**GIVEN RECORDS:**
══════════

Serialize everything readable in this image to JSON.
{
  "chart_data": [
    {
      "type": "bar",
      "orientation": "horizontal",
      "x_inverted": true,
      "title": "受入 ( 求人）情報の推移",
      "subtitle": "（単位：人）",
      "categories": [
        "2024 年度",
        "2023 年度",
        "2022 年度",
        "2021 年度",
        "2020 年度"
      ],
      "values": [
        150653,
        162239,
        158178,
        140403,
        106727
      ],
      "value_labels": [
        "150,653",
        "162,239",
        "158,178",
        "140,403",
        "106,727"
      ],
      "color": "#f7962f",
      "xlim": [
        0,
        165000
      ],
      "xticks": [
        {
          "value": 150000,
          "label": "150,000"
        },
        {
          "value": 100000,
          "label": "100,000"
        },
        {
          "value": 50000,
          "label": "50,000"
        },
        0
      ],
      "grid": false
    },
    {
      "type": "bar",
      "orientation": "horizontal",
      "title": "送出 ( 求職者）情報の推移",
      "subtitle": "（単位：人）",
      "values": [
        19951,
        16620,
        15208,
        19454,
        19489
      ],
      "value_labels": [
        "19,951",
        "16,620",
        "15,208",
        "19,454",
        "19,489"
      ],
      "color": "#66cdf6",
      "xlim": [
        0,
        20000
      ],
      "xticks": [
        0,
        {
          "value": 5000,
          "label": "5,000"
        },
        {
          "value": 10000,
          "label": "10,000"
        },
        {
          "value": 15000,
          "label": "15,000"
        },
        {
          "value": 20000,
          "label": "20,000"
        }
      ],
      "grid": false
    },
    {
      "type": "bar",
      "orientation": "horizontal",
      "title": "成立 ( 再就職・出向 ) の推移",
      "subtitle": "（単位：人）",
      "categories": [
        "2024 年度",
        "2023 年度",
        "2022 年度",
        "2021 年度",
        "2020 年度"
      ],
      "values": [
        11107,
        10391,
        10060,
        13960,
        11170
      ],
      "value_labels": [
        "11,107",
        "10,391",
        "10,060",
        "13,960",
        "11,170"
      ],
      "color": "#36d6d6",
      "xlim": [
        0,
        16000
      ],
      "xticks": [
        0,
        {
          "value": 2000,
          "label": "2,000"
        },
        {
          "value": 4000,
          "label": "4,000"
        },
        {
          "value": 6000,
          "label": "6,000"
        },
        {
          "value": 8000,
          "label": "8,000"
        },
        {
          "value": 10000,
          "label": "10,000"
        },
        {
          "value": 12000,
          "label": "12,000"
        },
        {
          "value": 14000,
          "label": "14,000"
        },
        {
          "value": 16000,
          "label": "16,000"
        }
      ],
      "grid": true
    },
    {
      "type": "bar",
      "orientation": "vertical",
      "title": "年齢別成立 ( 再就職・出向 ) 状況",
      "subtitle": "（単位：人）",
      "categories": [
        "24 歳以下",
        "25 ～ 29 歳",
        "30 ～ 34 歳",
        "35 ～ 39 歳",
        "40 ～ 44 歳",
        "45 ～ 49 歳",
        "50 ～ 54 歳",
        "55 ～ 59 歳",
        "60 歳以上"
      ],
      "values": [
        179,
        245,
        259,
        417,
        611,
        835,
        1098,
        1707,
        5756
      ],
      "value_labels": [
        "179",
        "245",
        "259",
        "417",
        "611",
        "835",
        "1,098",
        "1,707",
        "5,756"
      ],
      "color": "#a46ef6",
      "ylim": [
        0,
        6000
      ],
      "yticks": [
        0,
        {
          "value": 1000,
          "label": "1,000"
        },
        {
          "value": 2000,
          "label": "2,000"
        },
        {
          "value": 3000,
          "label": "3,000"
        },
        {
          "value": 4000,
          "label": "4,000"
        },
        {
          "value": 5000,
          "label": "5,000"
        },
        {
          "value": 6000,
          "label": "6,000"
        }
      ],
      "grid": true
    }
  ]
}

══════════

Reproduce every line of the data verbatim.

Serialize everything readable in this image to JSON.
{
  "chart_data": [
    {
      "type": "bar",
      "orientation": "horizontal",
      "x_inverted": true,
      "title": "受入 ( 求人）情報の推移",
      "subtitle": "（単位：人）",
      "categories": [
        "2024 年度",
        "2023 年度",
        "2022 年度",
        "2021 年度",
        "2020 年度"
      ],
      "values": [
        150653,
        162239,
        158178,
        140403,
        106727
      ],
      "value_labels": [
        "150,653",
        "162,239",
        "158,178",
        "140,403",
        "106,727"
      ],
      "color": "#f7962f",
      "xlim": [
        0,
        165000
      ],
      "xticks": [
        {
          "value": 150000,
          "label": "150,000"
        },
        {
          "value": 100000,
          "label": "100,000"
        },
        {
          "value": 50000,
          "label": "50,000"
        },
        0
      ],
      "grid": false
    },
    {
      "type": "bar",
      "orientation": "horizontal",
      "title": "送出 ( 求職者）情報の推移",
      "subtitle": "（単位：人）",
      "values": [
        19951,
        16620,
        15208,
        19454,
        19489
      ],
      "value_labels": [
        "19,951",
        "16,620",
        "15,208",
        "19,454",
        "19,489"
      ],
      "color": "#66cdf6",
      "xlim": [
        0,
        20000
      ],
      "xticks": [
        0,
        {
          "value": 5000,
          "label": "5,000"
        },
        {
          "value": 10000,
          "label": "10,000"
        },
        {
          "value": 15000,
          "label": "15,000"
        },
        {
          "value": 20000,
          "label": "20,000"
        }
      ],
      "grid": false
    },
    {
      "type": "bar",
      "orientation": "horizontal",
      "title": "成立 ( 再就職・出向 ) の推移",
      "subtitle": "（単位：人）",
      "categories": [
        "2024 年度",
        "2023 年度",
        "2022 年度",
        "2021 年度",
        "2020 年度"
      ],
      "values": [
        11107,
        10391,
        10060,
        13960,
        11170
      ],
      "value_labels": [
        "11,107",
        "10,391",
        "10,060",
        "13,960",
        "11,170"
      ],
      "color": "#36d6d6",
      "xlim": [
        0,
        16000
      ],
      "xticks": [
        0,
        {
          "value": 2000,
          "label": "2,000"
        },
        {
          "value": 4000,
          "label": "4,000"
        },
        {
          "value": 6000,
          "label": "6,000"
        },
        {
          "value": 8000,
          "label": "8,000"
        },
        {
          "value": 10000,
          "label": "10,000"
        },
        {
          "value": 12000,
          "label": "12,000"
        },
        {
          "value": 14000,
          "label": "14,000"
        },
        {
          "value": 16000,
          "label": "16,000"
        }
      ],
      "grid": true
    },
    {
      "type": "bar",
      "orientation": "vertical",
      "title": "年齢別成立 ( 再就職・出向 ) 状況",
      "subtitle": "（単位：人）",
      "categories": [
        "24 歳以下",
        "25 ～ 29 歳",
        "30 ～ 34 歳",
        "35 ～ 39 歳",
        "40 ～ 44 歳",
        "45 ～ 49 歳",
        "50 ～ 54 歳",
        "55 ～ 59 歳",
        "60 歳以上"
      ],
      "values": [
        179,
        245,
        259,
        417,
        611,
        835,
        1098,
        1707,
        5756
      ],
      "value_labels": [
        "179",
        "245",
        "259",
        "417",
        "611",
        "835",
        "1,098",
        "1,707",
        "5,756"
      ],
      "color": "#a46ef6",
      "ylim": [
        0,
        6000
      ],
      "yticks": [
        0,
        {
          "value": 1000,
          "label": "1,000"
        },
        {
          "value": 2000,
          "label": "2,000"
        },
        {
          "value": 3000,
          "label": "3,000"
        },
        {
          "value": 4000,
          "label": "4,000"
        },
        {
          "value": 5000,
          "label": "5,000"
        },
        {
          "value": 6000,
          "label": "6,000"
        }
      ],
      "grid": true
    }
  ]
}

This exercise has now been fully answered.